Given task: Extract the text of each entry below exactly, leaving every image behind.

Data for processing:
┄┄┄┄┄┄┄┄┄┄
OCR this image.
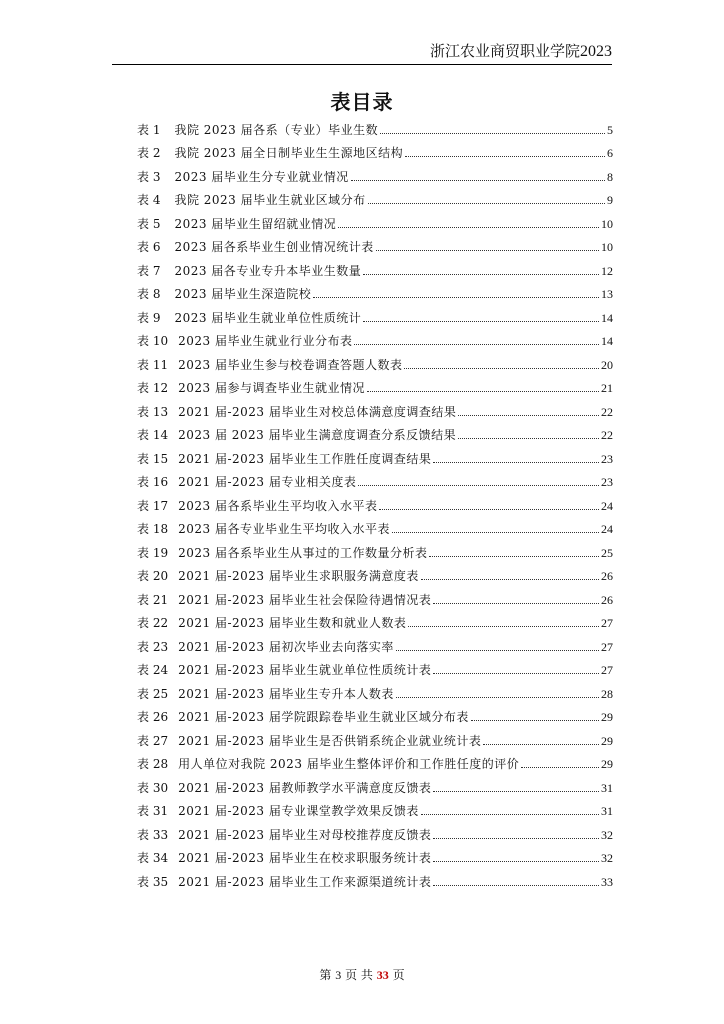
浙江农业商贸职业学院2023
表目录
表 1 我院 2023 届各系（专业）毕业生数	5
表 2 我院 2023 届全日制毕业生生源地区结构	6
表 3 2023 届毕业生分专业就业情况	8
表 4 我院 2023 届毕业生就业区域分布	9
表 5 2023 届毕业生留绍就业情况	10
表 6 2023 届各系毕业生创业情况统计表	10
表 7 2023 届各专业专升本毕业生数量	12
表 8 2023 届毕业生深造院校	13
表 9 2023 届毕业生就业单位性质统计	14
表 10 2023 届毕业生就业行业分布表	14
表 11 2023 届毕业生参与校卷调查答题人数表	20
表 12 2023 届参与调查毕业生就业情况	21
表 13 2021 届-2023 届毕业生对校总体满意度调查结果	22
表 14 2023 届 2023 届毕业生满意度调查分系反馈结果	22
表 15 2021 届-2023 届毕业生工作胜任度调查结果	23
表 16 2021 届-2023 届专业相关度表	23
表 17 2023 届各系毕业生平均收入水平表	24
表 18 2023 届各专业毕业生平均收入水平表	24
表 19 2023 届各系毕业生从事过的工作数量分析表	25
表 20 2021 届-2023 届毕业生求职服务满意度表	26
表 21 2021 届-2023 届毕业生社会保险待遇情况表	26
表 22 2021 届-2023 届毕业生数和就业人数表	27
表 23 2021 届-2023 届初次毕业去向落实率	27
表 24 2021 届-2023 届毕业生就业单位性质统计表	27
表 25 2021 届-2023 届毕业生专升本人数表	28
表 26 2021 届-2023 届学院跟踪卷毕业生就业区域分布表	29
表 27 2021 届-2023 届毕业生是否供销系统企业就业统计表	29
表 28 用人单位对我院 2023 届毕业生整体评价和工作胜任度的评价	29
表 30 2021 届-2023 届教师教学水平满意度反馈表	31
表 31 2021 届-2023 届专业课堂教学效果反馈表	31
表 33 2021 届-2023 届毕业生对母校推荐度反馈表	32
表 34 2021 届-2023 届毕业生在校求职服务统计表	32
表 35 2021 届-2023 届毕业生工作来源渠道统计表	33
第 3 页 共 33 页
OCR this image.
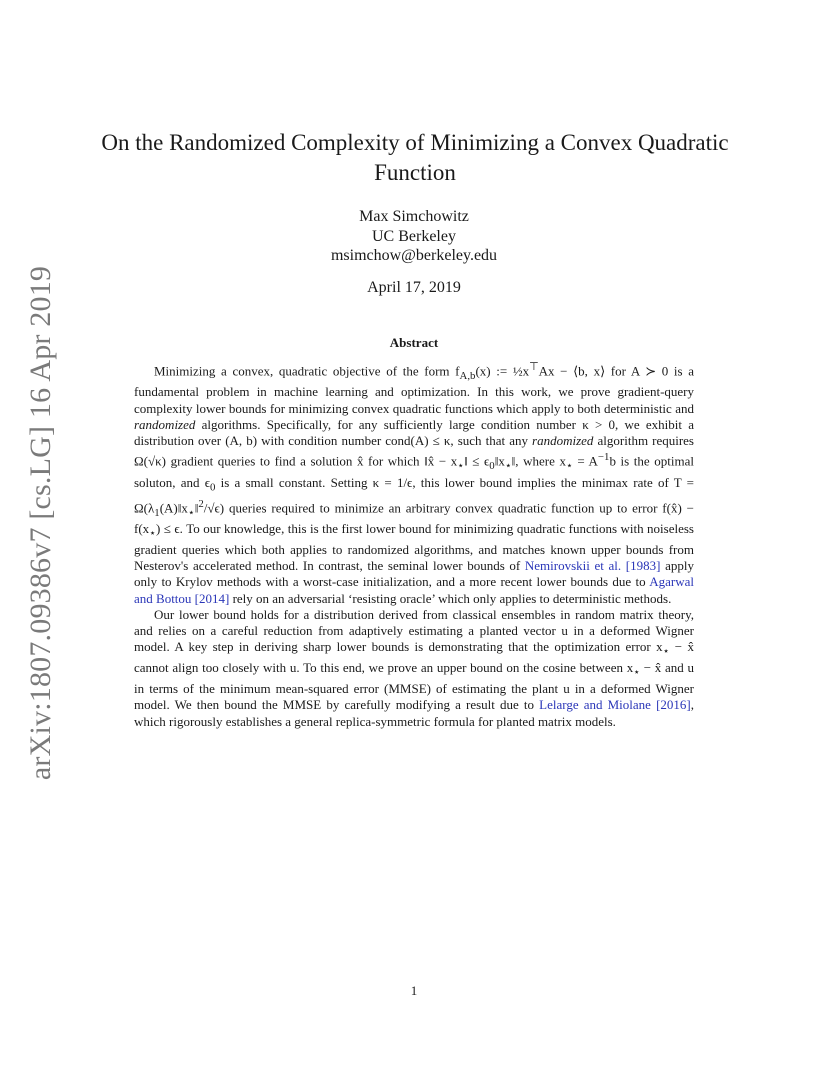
arXiv:1807.09386v7 [cs.LG] 16 Apr 2019
On the Randomized Complexity of Minimizing a Convex Quadratic Function
Max Simchowitz
UC Berkeley
msimchow@berkeley.edu
April 17, 2019
Abstract

Minimizing a convex, quadratic objective of the form $f_{A,b}(x)$ := ½x⊤Ax − ⟨b, x⟩ for A ≻ 0 is a fundamental problem in machine learning and optimization. In this work, we prove gradient-query complexity lower bounds for minimizing convex quadratic functions which apply to both deterministic and randomized algorithms. Specifically, for any sufficiently large condition number κ > 0, we exhibit a distribution over (A, b) with condition number cond(A) ≤ κ, such that any randomized algorithm requires Ω(√κ) gradient queries to find a solution x̂ for which ‖x̂ − $x_⋆‖$ ≤ $\epsilon_0‖x_⋆‖$, where $x_⋆ = A^{-1}b$ is the optimal soluton, and $\epsilon_0$ is a small constant. Setting κ = 1/ϵ, this lower bound implies the minimax rate of $T = \Omega(\lambda_1(A)‖x_⋆‖^2/√\epsilon)$ queries required to minimize an arbitrary convex quadratic function up to error f(x̂) − $f(x_⋆) \le \epsilon$. To our knowledge, this is the first lower bound for minimizing quadratic functions with noiseless gradient queries which both applies to randomized algorithms, and matches known upper bounds from Nesterov's accelerated method. In contrast, the seminal lower bounds of Nemirovskii et al. [1983] apply only to Krylov methods with a worst-case initialization, and a more recent lower bounds due to Agarwal and Bottou [2014] rely on an adversarial ‘resisting oracle’ which only applies to deterministic methods.

Our lower bound holds for a distribution derived from classical ensembles in random matrix theory, and relies on a careful reduction from adaptively estimating a planted vector u in a deformed Wigner model. A key step in deriving sharp lower bounds is demonstrating that the optimization error $x_⋆$ − x̂ cannot align too closely with u. To this end, we prove an upper bound on the cosine between $x_⋆$ − x̂ and u in terms of the minimum mean-squared error (MMSE) of estimating the plant u in a deformed Wigner model. We then bound the MMSE by carefully modifying a result due to Lelarge and Miolane [2016], which rigorously establishes a general replica-symmetric formula for planted matrix models.

1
┄┄┄┄┄┄┄┄┄┄
The result:
OCR this image.
浙江农业商贸职业学院2023
表目录
表 1 我院 2023 届各系（专业）毕业生数	5
表 2 我院 2023 届全日制毕业生生源地区结构	6
表 3 2023 届毕业生分专业就业情况	8
表 4 我院 2023 届毕业生就业区域分布	9
表 5 2023 届毕业生留绍就业情况	10
表 6 2023 届各系毕业生创业情况统计表	10
表 7 2023 届各专业专升本毕业生数量	12
表 8 2023 届毕业生深造院校	13
表 9 2023 届毕业生就业单位性质统计	14
表 10 2023 届毕业生就业行业分布表	14
表 11 2023 届毕业生参与校卷调查答题人数表	20
表 12 2023 届参与调查毕业生就业情况	21
表 13 2021 届-2023 届毕业生对校总体满意度调查结果	22
表 14 2023 届 2023 届毕业生满意度调查分系反馈结果	22
表 15 2021 届-2023 届毕业生工作胜任度调查结果	23
表 16 2021 届-2023 届专业相关度表	23
表 17 2023 届各系毕业生平均收入水平表	24
表 18 2023 届各专业毕业生平均收入水平表	24
表 19 2023 届各系毕业生从事过的工作数量分析表	25
表 20 2021 届-2023 届毕业生求职服务满意度表	26
表 21 2021 届-2023 届毕业生社会保险待遇情况表	26
表 22 2021 届-2023 届毕业生数和就业人数表	27
表 23 2021 届-2023 届初次毕业去向落实率	27
表 24 2021 届-2023 届毕业生就业单位性质统计表	27
表 25 2021 届-2023 届毕业生专升本人数表	28
表 26 2021 届-2023 届学院跟踪卷毕业生就业区域分布表	29
表 27 2021 届-2023 届毕业生是否供销系统企业就业统计表	29
表 28 用人单位对我院 2023 届毕业生整体评价和工作胜任度的评价	29
表 30 2021 届-2023 届教师教学水平满意度反馈表	31
表 31 2021 届-2023 届专业课堂教学效果反馈表	31
表 33 2021 届-2023 届毕业生对母校推荐度反馈表	32
表 34 2021 届-2023 届毕业生在校求职服务统计表	32
表 35 2021 届-2023 届毕业生工作来源渠道统计表	33
第 3 页 共 33 页
OCR this image.
arXiv:1807.09386v7 [cs.LG] 16 Apr 2019
On the Randomized Complexity of Minimizing a Convex Quadratic Function
Max Simchowitz
UC Berkeley
msimchow@berkeley.edu
April 17, 2019
Abstract

Minimizing a convex, quadratic objective of the form $f_{A,b}(x)$ := ½x⊤Ax − ⟨b, x⟩ for A ≻ 0 is a fundamental problem in machine learning and optimization. In this work, we prove gradient-query complexity lower bounds for minimizing convex quadratic functions which apply to both deterministic and randomized algorithms. Specifically, for any sufficiently large condition number κ > 0, we exhibit a distribution over (A, b) with condition number cond(A) ≤ κ, such that any randomized algorithm requires Ω(√κ) gradient queries to find a solution x̂ for which ‖x̂ − $x_⋆‖$ ≤ $\epsilon_0‖x_⋆‖$, where $x_⋆ = A^{-1}b$ is the optimal soluton, and $\epsilon_0$ is a small constant. Setting κ = 1/ϵ, this lower bound implies the minimax rate of $T = \Omega(\lambda_1(A)‖x_⋆‖^2/√\epsilon)$ queries required to minimize an arbitrary convex quadratic function up to error f(x̂) − $f(x_⋆) \le \epsilon$. To our knowledge, this is the first lower bound for minimizing quadratic functions with noiseless gradient queries which both applies to randomized algorithms, and matches known upper bounds from Nesterov's accelerated method. In contrast, the seminal lower bounds of Nemirovskii et al. [1983] apply only to Krylov methods with a worst-case initialization, and a more recent lower bounds due to Agarwal and Bottou [2014] rely on an adversarial ‘resisting oracle’ which only applies to deterministic methods.

Our lower bound holds for a distribution derived from classical ensembles in random matrix theory, and relies on a careful reduction from adaptively estimating a planted vector u in a deformed Wigner model. A key step in deriving sharp lower bounds is demonstrating that the optimization error $x_⋆$ − x̂ cannot align too closely with u. To this end, we prove an upper bound on the cosine between $x_⋆$ − x̂ and u in terms of the minimum mean-squared error (MMSE) of estimating the plant u in a deformed Wigner model. We then bound the MMSE by carefully modifying a result due to Lelarge and Miolane [2016], which rigorously establishes a general replica-symmetric formula for planted matrix models.

1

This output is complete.